[Task brief]: Select every line containing the word "polarization" from the material, and copy those lines.

[Records to process]:

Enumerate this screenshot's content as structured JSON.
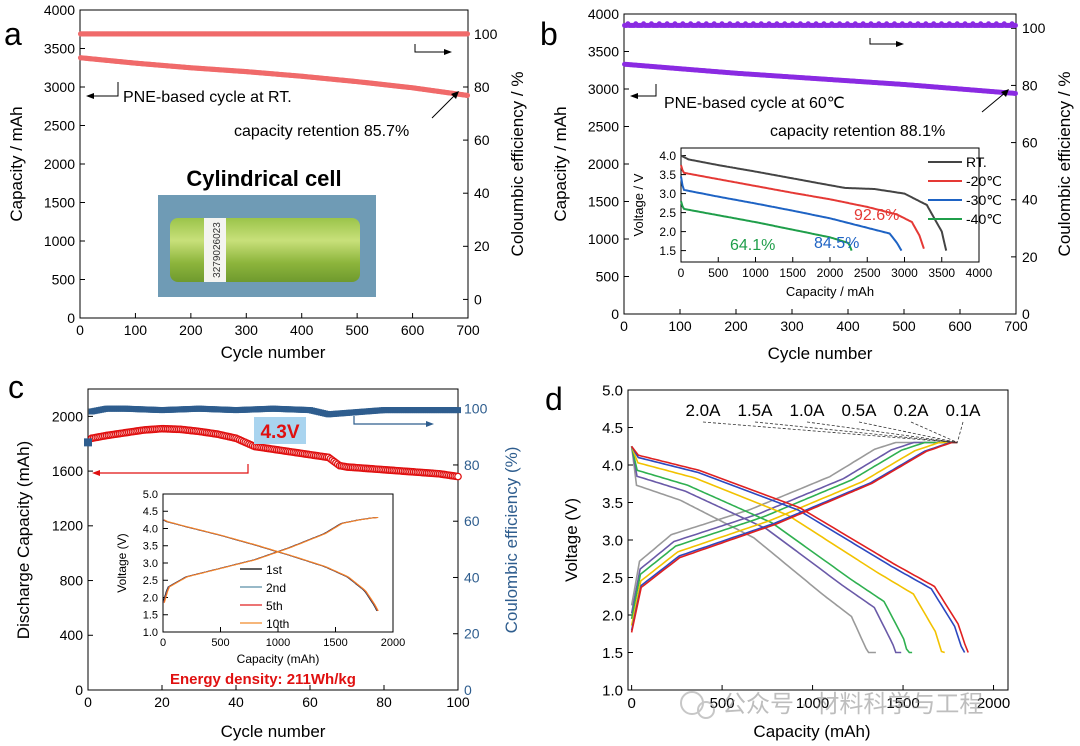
{
  "watermark": "公众号 · 材料科学与工程",
  "chart_data": [
    {
      "panel": "a",
      "type": "scatter",
      "xlabel": "Cycle number",
      "ylabel": "Capacity / mAh",
      "y2label": "Coloumbic efficiency / %",
      "xlim": [
        0,
        700
      ],
      "ylim": [
        0,
        4000
      ],
      "y2lim": [
        -7,
        109
      ],
      "xticks": [
        "0",
        "100",
        "200",
        "300",
        "400",
        "500",
        "600",
        "700"
      ],
      "yticks": [
        "0",
        "500",
        "1000",
        "1500",
        "2000",
        "2500",
        "3000",
        "3500",
        "4000"
      ],
      "y2ticks": [
        "0",
        "20",
        "40",
        "60",
        "80",
        "100"
      ],
      "series": [
        {
          "name": "Capacity",
          "axis": "left",
          "color": "#f06a6a",
          "x": [
            1,
            100,
            200,
            300,
            400,
            500,
            600,
            700
          ],
          "values": [
            3380,
            3310,
            3250,
            3200,
            3140,
            3070,
            2990,
            2890
          ]
        },
        {
          "name": "Coulombic efficiency",
          "axis": "right",
          "color": "#f06a6a",
          "x": [
            1,
            700
          ],
          "values": [
            100,
            100
          ]
        }
      ],
      "annotations": {
        "cycle_text": "PNE-based cycle at RT.",
        "retention_text": "capacity retention 85.7%",
        "inset_title": "Cylindrical cell",
        "cell_label": "3279026023"
      }
    },
    {
      "panel": "b",
      "type": "scatter",
      "xlabel": "Cycle number",
      "ylabel": "Capacity / mAh",
      "y2label": "Coulombic efficiency / %",
      "xlim": [
        0,
        700
      ],
      "ylim": [
        0,
        4000
      ],
      "y2lim": [
        0,
        105
      ],
      "xticks": [
        "0",
        "100",
        "200",
        "300",
        "400",
        "500",
        "600",
        "700"
      ],
      "yticks": [
        "0",
        "500",
        "1000",
        "1500",
        "2000",
        "2500",
        "3000",
        "3500",
        "4000"
      ],
      "y2ticks": [
        "0",
        "20",
        "40",
        "60",
        "80",
        "100"
      ],
      "series": [
        {
          "name": "Capacity",
          "axis": "left",
          "color": "#8a2be2",
          "x": [
            1,
            100,
            200,
            300,
            400,
            500,
            600,
            700
          ],
          "values": [
            3330,
            3270,
            3210,
            3160,
            3110,
            3060,
            3000,
            2940
          ]
        },
        {
          "name": "Coulombic efficiency",
          "axis": "right",
          "color": "#8a2be2",
          "x": [
            1,
            700
          ],
          "values": [
            101,
            101
          ]
        }
      ],
      "annotations": {
        "cycle_text": "PNE-based cycle at 60℃",
        "retention_text": "capacity retention 88.1%"
      },
      "inset": {
        "type": "line",
        "xlabel": "Capacity / mAh",
        "ylabel": "Voltage / V",
        "xlim": [
          0,
          4000
        ],
        "ylim": [
          1.2,
          4.2
        ],
        "xticks": [
          "0",
          "500",
          "1000",
          "1500",
          "2000",
          "2500",
          "3000",
          "3500",
          "4000"
        ],
        "yticks": [
          "1.5",
          "2.0",
          "2.5",
          "3.0",
          "3.5",
          "4.0"
        ],
        "series": [
          {
            "name": "RT.",
            "color": "#444444",
            "x": [
              0,
              100,
              500,
              1000,
              1500,
              2000,
              2200,
              2600,
              3000,
              3300,
              3500,
              3560
            ],
            "values": [
              4.0,
              3.9,
              3.75,
              3.58,
              3.4,
              3.22,
              3.15,
              3.12,
              3.0,
              2.7,
              2.0,
              1.5
            ]
          },
          {
            "name": "-20℃",
            "color": "#e53935",
            "x": [
              0,
              30,
              500,
              1000,
              1500,
              2000,
              2500,
              2900,
              3100,
              3200,
              3260
            ],
            "values": [
              3.75,
              3.55,
              3.38,
              3.2,
              3.02,
              2.85,
              2.65,
              2.45,
              2.25,
              1.9,
              1.55
            ]
          },
          {
            "name": "-30℃",
            "color": "#1e63c4",
            "x": [
              0,
              30,
              500,
              1000,
              1500,
              2000,
              2500,
              2800,
              2900,
              2960
            ],
            "values": [
              3.45,
              3.1,
              2.92,
              2.74,
              2.55,
              2.35,
              2.1,
              1.95,
              1.7,
              1.5
            ]
          },
          {
            "name": "-40℃",
            "color": "#1f9e4a",
            "x": [
              0,
              30,
              500,
              1000,
              1500,
              2000,
              2250,
              2290
            ],
            "values": [
              2.8,
              2.6,
              2.43,
              2.25,
              2.05,
              1.85,
              1.7,
              1.5
            ]
          }
        ],
        "labels": [
          "92.6%",
          "84.5%",
          "64.1%"
        ]
      }
    },
    {
      "panel": "c",
      "type": "scatter",
      "xlabel": "Cycle number",
      "ylabel": "Discharge Capacity (mAh)",
      "y2label": "Coulombic efficiency (%)",
      "xlim": [
        0,
        100
      ],
      "ylim": [
        0,
        2200
      ],
      "y2lim": [
        0,
        107
      ],
      "xticks": [
        "0",
        "20",
        "40",
        "60",
        "80",
        "100"
      ],
      "yticks": [
        "0",
        "400",
        "800",
        "1200",
        "1600",
        "2000"
      ],
      "y2ticks": [
        "0",
        "20",
        "40",
        "60",
        "80",
        "100"
      ],
      "series": [
        {
          "name": "Discharge capacity",
          "axis": "left",
          "color": "#e01010",
          "x": [
            1,
            5,
            10,
            15,
            20,
            25,
            30,
            35,
            40,
            45,
            50,
            55,
            60,
            65,
            68,
            70,
            75,
            80,
            85,
            90,
            95,
            100
          ],
          "values": [
            1840,
            1860,
            1880,
            1900,
            1910,
            1905,
            1890,
            1870,
            1840,
            1780,
            1760,
            1740,
            1720,
            1700,
            1640,
            1630,
            1620,
            1610,
            1600,
            1590,
            1580,
            1560
          ]
        },
        {
          "name": "Coulombic efficiency",
          "axis": "right",
          "color": "#2e5d8e",
          "x": [
            1,
            5,
            10,
            20,
            30,
            40,
            50,
            60,
            65,
            75,
            80,
            90,
            100
          ],
          "values": [
            99,
            100,
            100,
            99.5,
            100,
            99.5,
            100,
            99.5,
            98,
            99,
            99.5,
            99.5,
            99.5
          ]
        }
      ],
      "annotations": {
        "voltage_label": "4.3V",
        "energy_text": "Energy density: 211Wh/kg"
      },
      "inset": {
        "type": "line",
        "xlabel": "Capacity (mAh)",
        "ylabel": "Voltage (V)",
        "xlim": [
          0,
          2000
        ],
        "ylim": [
          1.0,
          5.0
        ],
        "xticks": [
          "0",
          "500",
          "1000",
          "1500",
          "2000"
        ],
        "yticks": [
          "1.0",
          "1.5",
          "2.0",
          "2.5",
          "3.0",
          "3.5",
          "4.0",
          "4.5",
          "5.0"
        ],
        "series": [
          {
            "name": "1st",
            "color": "#000000"
          },
          {
            "name": "2nd",
            "color": "#5b8fa8"
          },
          {
            "name": "5th",
            "color": "#e02020"
          },
          {
            "name": "10th",
            "color": "#f08a2a"
          }
        ],
        "charge_curve": {
          "x": [
            0,
            40,
            200,
            500,
            800,
            1100,
            1400,
            1550,
            1700,
            1800,
            1860
          ],
          "values": [
            1.85,
            2.3,
            2.6,
            2.85,
            3.1,
            3.45,
            3.85,
            4.15,
            4.25,
            4.3,
            4.32
          ]
        },
        "discharge_curve": {
          "x": [
            0,
            30,
            200,
            500,
            800,
            1100,
            1400,
            1600,
            1750,
            1830,
            1870
          ],
          "values": [
            4.25,
            4.2,
            4.05,
            3.8,
            3.52,
            3.22,
            2.9,
            2.6,
            2.2,
            1.8,
            1.55
          ]
        }
      }
    },
    {
      "panel": "d",
      "type": "line",
      "xlabel": "Capacity (mAh)",
      "ylabel": "Voltage (V)",
      "xlim": [
        -20,
        2080
      ],
      "ylim": [
        1.0,
        5.0
      ],
      "xticks": [
        "0",
        "500",
        "1000",
        "1500",
        "2000"
      ],
      "yticks": [
        "1.0",
        "1.5",
        "2.0",
        "2.5",
        "3.0",
        "3.5",
        "4.0",
        "4.5",
        "5.0"
      ],
      "rate_labels": [
        "2.0A",
        "1.5A",
        "1.0A",
        "0.5A",
        "0.2A",
        "0.1A"
      ],
      "series": [
        {
          "name": "2.0A",
          "color": "#9a9a9a",
          "end_capacity": 1350,
          "charge_full": 1460,
          "polarization": 0.42
        },
        {
          "name": "1.5A",
          "color": "#6a5aa8",
          "end_capacity": 1490,
          "charge_full": 1560,
          "polarization": 0.3
        },
        {
          "name": "1.0A",
          "color": "#2fb050",
          "end_capacity": 1550,
          "charge_full": 1620,
          "polarization": 0.22
        },
        {
          "name": "0.5A",
          "color": "#f2c200",
          "end_capacity": 1730,
          "charge_full": 1700,
          "polarization": 0.12
        },
        {
          "name": "0.2A",
          "color": "#2c48c0",
          "end_capacity": 1840,
          "charge_full": 1760,
          "polarization": 0.05
        },
        {
          "name": "0.1A",
          "color": "#e02020",
          "end_capacity": 1860,
          "charge_full": 1770,
          "polarization": 0.02
        }
      ]
    }
  ]
}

[Written answer]:
          "polarization": 0.42
          "polarization": 0.3
          "polarization": 0.22
          "polarization": 0.12
          "polarization": 0.05
          "polarization": 0.02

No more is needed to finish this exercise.